• _GIVEN TASK_:
Please pull out every line that includes the string "JSON".
— start DATA TO PROCESS —
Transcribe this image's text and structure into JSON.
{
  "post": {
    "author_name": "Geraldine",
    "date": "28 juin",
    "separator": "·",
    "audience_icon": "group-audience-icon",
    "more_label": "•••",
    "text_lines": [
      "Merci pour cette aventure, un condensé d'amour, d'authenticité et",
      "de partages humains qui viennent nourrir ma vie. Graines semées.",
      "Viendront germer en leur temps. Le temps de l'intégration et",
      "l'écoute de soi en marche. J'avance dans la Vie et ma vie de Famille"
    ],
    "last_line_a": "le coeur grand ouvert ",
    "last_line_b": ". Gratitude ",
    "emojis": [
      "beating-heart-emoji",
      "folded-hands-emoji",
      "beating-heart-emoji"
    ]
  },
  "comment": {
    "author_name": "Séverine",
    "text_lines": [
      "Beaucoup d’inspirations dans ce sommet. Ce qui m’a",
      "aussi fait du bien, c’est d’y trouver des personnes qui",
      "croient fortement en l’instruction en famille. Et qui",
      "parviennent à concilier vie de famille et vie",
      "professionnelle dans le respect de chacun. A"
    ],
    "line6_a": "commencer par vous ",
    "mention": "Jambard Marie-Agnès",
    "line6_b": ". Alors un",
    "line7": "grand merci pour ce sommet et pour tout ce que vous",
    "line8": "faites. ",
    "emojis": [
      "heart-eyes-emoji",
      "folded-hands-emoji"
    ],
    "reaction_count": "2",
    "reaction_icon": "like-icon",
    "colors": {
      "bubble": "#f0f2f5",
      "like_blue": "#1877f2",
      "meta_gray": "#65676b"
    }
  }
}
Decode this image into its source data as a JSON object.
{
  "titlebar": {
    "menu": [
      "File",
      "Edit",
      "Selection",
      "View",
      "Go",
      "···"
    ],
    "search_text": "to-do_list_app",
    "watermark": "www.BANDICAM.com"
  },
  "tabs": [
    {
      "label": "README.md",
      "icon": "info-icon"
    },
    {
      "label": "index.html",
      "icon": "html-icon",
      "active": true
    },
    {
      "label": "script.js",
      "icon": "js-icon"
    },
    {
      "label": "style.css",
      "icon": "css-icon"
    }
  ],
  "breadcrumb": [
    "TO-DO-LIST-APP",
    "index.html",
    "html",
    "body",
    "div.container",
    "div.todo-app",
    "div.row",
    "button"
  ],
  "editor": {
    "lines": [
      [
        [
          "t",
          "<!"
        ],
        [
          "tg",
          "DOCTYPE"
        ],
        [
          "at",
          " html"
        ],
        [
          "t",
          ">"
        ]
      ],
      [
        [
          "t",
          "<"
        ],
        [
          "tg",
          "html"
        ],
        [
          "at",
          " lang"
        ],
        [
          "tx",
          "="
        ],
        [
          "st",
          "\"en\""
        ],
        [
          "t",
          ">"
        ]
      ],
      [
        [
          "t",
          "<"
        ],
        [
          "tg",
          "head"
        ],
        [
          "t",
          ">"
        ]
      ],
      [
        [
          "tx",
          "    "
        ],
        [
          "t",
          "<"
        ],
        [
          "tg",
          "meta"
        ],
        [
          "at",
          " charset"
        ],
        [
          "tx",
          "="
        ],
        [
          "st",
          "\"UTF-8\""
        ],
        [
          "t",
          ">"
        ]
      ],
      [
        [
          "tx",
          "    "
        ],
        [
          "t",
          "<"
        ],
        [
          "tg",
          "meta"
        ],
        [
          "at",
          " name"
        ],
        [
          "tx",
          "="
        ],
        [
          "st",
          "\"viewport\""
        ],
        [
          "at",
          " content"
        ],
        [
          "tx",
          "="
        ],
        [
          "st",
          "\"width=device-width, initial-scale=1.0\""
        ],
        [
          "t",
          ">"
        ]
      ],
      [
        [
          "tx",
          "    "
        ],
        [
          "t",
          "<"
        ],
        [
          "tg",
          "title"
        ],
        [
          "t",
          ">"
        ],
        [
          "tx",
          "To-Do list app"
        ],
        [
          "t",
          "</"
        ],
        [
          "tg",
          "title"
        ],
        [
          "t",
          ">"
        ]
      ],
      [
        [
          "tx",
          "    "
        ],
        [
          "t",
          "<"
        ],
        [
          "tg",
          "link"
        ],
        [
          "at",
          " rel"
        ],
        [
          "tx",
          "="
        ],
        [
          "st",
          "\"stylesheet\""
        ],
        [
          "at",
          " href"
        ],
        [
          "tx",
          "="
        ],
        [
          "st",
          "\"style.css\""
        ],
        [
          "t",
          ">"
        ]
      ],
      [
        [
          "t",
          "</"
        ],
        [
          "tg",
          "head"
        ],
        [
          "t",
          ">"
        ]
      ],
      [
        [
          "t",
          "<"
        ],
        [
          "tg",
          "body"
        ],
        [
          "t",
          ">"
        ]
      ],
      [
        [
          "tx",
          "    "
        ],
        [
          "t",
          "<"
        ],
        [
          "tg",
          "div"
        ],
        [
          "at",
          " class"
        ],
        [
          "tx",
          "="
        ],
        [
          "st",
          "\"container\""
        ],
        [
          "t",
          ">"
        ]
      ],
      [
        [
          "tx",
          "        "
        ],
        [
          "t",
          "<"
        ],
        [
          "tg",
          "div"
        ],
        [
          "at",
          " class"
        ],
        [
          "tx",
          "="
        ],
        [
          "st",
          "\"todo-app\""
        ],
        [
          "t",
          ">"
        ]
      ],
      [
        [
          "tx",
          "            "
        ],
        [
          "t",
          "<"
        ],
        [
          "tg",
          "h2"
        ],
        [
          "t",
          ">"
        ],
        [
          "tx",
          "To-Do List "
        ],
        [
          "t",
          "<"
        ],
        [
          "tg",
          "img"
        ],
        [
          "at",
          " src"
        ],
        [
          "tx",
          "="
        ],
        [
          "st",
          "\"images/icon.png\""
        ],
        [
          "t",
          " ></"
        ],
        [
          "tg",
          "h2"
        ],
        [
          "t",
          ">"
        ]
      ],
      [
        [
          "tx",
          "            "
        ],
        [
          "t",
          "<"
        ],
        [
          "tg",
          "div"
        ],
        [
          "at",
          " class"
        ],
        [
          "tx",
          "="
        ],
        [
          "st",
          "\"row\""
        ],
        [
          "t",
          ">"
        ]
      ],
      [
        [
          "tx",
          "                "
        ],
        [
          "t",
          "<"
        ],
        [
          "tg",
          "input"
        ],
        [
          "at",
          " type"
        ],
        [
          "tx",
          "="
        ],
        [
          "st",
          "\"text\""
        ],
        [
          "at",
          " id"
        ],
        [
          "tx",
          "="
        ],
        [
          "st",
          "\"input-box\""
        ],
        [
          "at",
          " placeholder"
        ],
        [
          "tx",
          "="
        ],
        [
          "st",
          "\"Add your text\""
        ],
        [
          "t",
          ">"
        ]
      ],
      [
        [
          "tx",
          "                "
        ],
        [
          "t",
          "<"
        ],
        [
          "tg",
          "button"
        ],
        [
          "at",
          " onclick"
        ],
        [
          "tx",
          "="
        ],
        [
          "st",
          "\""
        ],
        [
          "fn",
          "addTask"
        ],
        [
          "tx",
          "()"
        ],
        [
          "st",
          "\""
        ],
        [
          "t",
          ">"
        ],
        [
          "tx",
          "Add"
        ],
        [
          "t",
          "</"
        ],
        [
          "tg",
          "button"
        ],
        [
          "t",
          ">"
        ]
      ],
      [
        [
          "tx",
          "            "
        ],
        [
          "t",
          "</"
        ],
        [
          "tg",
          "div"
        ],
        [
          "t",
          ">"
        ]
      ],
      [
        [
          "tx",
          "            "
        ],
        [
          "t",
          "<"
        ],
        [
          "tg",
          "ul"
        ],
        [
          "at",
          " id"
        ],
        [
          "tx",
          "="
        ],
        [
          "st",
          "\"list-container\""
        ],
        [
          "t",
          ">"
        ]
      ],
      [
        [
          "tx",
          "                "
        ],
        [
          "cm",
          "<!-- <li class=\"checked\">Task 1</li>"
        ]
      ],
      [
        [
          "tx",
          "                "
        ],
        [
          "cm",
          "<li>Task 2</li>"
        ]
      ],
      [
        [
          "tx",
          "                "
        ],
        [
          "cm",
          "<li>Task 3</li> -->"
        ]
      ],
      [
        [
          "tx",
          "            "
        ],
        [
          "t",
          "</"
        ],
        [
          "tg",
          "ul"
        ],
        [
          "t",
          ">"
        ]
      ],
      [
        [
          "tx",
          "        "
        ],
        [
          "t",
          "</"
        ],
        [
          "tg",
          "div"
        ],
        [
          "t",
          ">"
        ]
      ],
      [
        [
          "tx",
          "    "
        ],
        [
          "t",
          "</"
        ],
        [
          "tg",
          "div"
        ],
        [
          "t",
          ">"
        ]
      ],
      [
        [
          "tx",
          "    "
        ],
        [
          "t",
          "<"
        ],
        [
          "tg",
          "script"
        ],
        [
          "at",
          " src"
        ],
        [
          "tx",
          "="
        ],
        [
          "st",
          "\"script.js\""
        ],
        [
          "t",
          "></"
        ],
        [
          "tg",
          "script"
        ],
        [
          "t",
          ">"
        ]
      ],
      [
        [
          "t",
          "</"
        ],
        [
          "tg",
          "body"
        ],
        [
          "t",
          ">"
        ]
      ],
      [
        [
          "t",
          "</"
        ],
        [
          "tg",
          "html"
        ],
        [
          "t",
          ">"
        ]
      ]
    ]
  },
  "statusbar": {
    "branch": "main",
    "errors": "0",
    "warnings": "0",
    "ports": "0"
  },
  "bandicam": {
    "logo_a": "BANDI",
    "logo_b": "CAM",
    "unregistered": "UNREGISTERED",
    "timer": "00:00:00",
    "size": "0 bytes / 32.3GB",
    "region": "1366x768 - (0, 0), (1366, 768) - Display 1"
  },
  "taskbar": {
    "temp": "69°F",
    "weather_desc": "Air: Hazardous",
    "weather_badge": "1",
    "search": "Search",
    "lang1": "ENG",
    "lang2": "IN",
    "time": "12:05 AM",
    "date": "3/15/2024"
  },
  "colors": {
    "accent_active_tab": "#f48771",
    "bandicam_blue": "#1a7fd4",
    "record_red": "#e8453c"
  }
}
— end DATA TO PROCESS —
• _OUTPUT OF THE TASK_:
Transcribe this image's text and structure into JSON.
Decode this image into its source data as a JSON object.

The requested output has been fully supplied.